**THE EXERCISE**: Retype all of the listing exactly, passing over any picture you find.
━━━━━━━━━━━━━━━━
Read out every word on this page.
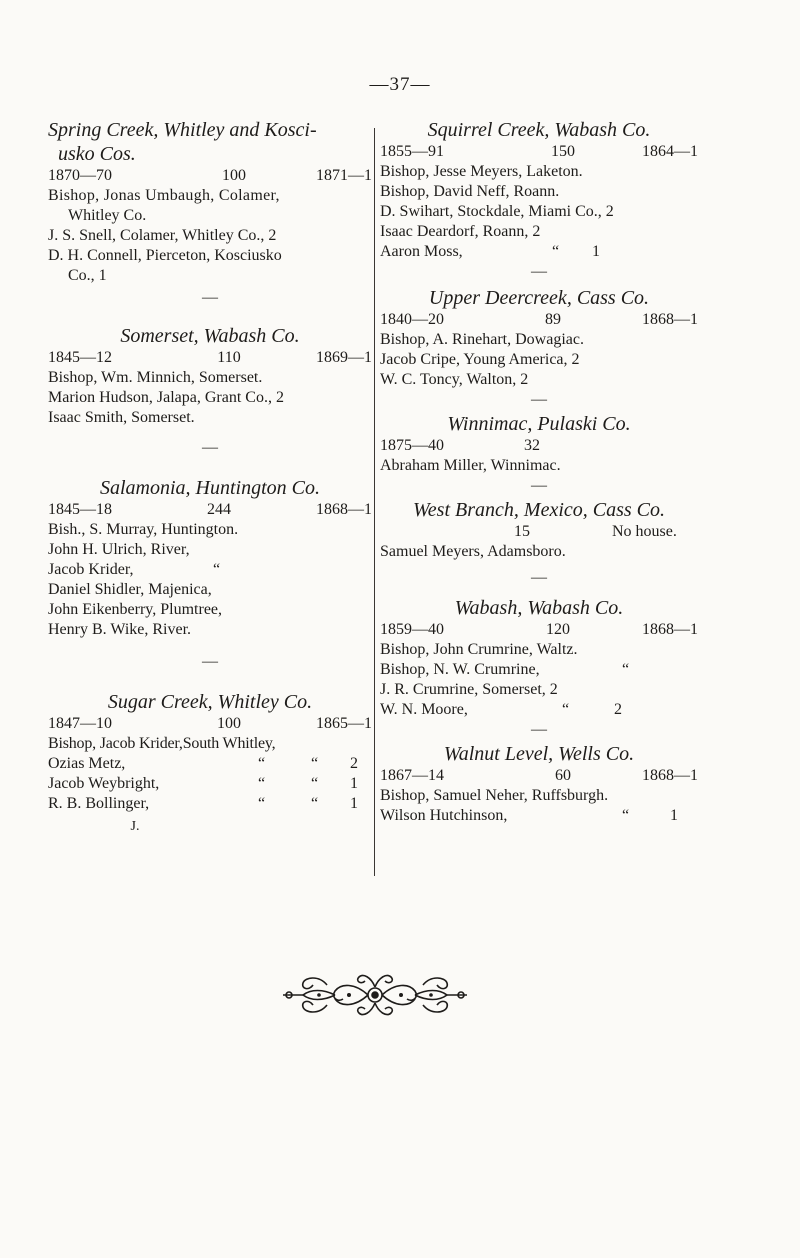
—37—
Spring Creek, Whitley and Kosci-
usko Cos.
1870—70	100	1871—1
Bishop, Jonas Umbaugh, Colamer,
Whitley Co.
J. S. Snell, Colamer, Whitley Co., 2
D. H. Connell, Pierceton, Kosciusko
Co., 1
—
Somerset, Wabash Co.
1845—12	110	1869—1
Bishop, Wm. Minnich, Somerset.
Marion Hudson, Jalapa, Grant Co., 2
Isaac Smith, Somerset.
—
Salamonia, Huntington Co.
1845—18	244	1868—1
Bish., S. Murray, Huntington.
John H. Ulrich, River,
Jacob Krider,	“
Daniel Shidler, Majenica,
John Eikenberry, Plumtree,
Henry B. Wike, River.
—
Sugar Creek, Whitley Co.
1847—10	100	1865—1
Bishop, Jacob Krider,South Whitley,
Ozias Metz,	“	“ 2
Jacob Weybright,	“	“ 1
R. B. Bollinger,	“	“ 1
J.
Squirrel Creek, Wabash Co.
1855—91	150	1864—1
Bishop, Jesse Meyers, Laketon.
Bishop, David Neff, Roann.
D. Swihart, Stockdale, Miami Co., 2
Isaac Deardorf, Roann, 2
Aaron Moss,	“ 1
—
Upper Deercreek, Cass Co.
1840—20	89	1868—1
Bishop, A. Rinehart, Dowagiac.
Jacob Cripe, Young America, 2
W. C. Toncy, Walton, 2
—
Winnimac, Pulaski Co.
1875—40	32
Abraham Miller, Winnimac.
—
West Branch, Mexico, Cass Co.
15	No house.
Samuel Meyers, Adamsboro.
—
Wabash, Wabash Co.
1859—40	120	1868—1
Bishop, John Crumrine, Waltz.
Bishop, N. W. Crumrine,	“
J. R. Crumrine, Somerset, 2
W. N. Moore,	“	2
—
Walnut Level, Wells Co.
1867—14	60	1868—1
Bishop, Samuel Neher, Ruffsburgh.
Wilson Hutchinson,	“	1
━━━━━━━━━━━━━━━━
**ANSWER BELOW**:
Read out every word on this page.
—37—
Spring Creek, Whitley and Kosci-
usko Cos.
1870—70	100	1871—1
Bishop, Jonas Umbaugh, Colamer,
Whitley Co.
J. S. Snell, Colamer, Whitley Co., 2
D. H. Connell, Pierceton, Kosciusko
Co., 1
—
Somerset, Wabash Co.
1845—12	110	1869—1
Bishop, Wm. Minnich, Somerset.
Marion Hudson, Jalapa, Grant Co., 2
Isaac Smith, Somerset.
—
Salamonia, Huntington Co.
1845—18	244	1868—1
Bish., S. Murray, Huntington.
John H. Ulrich, River,
Jacob Krider,	“
Daniel Shidler, Majenica,
John Eikenberry, Plumtree,
Henry B. Wike, River.
—
Sugar Creek, Whitley Co.
1847—10	100	1865—1
Bishop, Jacob Krider,South Whitley,
Ozias Metz,	“	“ 2
Jacob Weybright,	“	“ 1
R. B. Bollinger,	“	“ 1
J.
Squirrel Creek, Wabash Co.
1855—91	150	1864—1
Bishop, Jesse Meyers, Laketon.
Bishop, David Neff, Roann.
D. Swihart, Stockdale, Miami Co., 2
Isaac Deardorf, Roann, 2
Aaron Moss,	“ 1
—
Upper Deercreek, Cass Co.
1840—20	89	1868—1
Bishop, A. Rinehart, Dowagiac.
Jacob Cripe, Young America, 2
W. C. Toncy, Walton, 2
—
Winnimac, Pulaski Co.
1875—40	32
Abraham Miller, Winnimac.
—
West Branch, Mexico, Cass Co.
15	No house.
Samuel Meyers, Adamsboro.
—
Wabash, Wabash Co.
1859—40	120	1868—1
Bishop, John Crumrine, Waltz.
Bishop, N. W. Crumrine,	“
J. R. Crumrine, Somerset, 2
W. N. Moore,	“	2
—
Walnut Level, Wells Co.
1867—14	60	1868—1
Bishop, Samuel Neher, Ruffsburgh.
Wilson Hutchinson,	“	1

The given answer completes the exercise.